## The exercise
Say how many lines of these entries include the word "DEMONSTRACAO", and answer with the number alone.

Records excerpted from a collection:
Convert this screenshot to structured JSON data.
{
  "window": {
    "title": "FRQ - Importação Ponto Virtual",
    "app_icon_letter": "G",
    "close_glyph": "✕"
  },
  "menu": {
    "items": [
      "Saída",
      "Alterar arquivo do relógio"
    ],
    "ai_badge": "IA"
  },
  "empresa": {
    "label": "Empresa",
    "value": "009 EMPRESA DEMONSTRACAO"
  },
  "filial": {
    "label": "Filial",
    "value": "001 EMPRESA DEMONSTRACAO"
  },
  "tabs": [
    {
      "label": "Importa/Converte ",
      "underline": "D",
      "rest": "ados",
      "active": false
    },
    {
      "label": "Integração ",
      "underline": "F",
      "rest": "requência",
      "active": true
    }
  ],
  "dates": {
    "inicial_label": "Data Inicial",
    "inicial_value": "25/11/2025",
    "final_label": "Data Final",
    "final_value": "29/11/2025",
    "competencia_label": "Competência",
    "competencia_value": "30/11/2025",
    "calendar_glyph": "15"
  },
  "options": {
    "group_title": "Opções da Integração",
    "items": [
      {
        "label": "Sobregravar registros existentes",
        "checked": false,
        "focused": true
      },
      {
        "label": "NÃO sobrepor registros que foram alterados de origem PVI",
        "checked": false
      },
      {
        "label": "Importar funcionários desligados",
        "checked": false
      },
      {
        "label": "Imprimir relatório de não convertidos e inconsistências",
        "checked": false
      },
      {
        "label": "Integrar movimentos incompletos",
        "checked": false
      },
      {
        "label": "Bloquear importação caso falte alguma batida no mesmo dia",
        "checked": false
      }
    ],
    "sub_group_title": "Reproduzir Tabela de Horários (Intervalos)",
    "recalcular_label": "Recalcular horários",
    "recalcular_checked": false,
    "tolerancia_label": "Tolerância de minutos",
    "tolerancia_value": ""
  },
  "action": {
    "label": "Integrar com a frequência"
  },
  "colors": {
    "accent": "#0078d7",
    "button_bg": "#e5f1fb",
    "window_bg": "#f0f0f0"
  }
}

## Completed task
2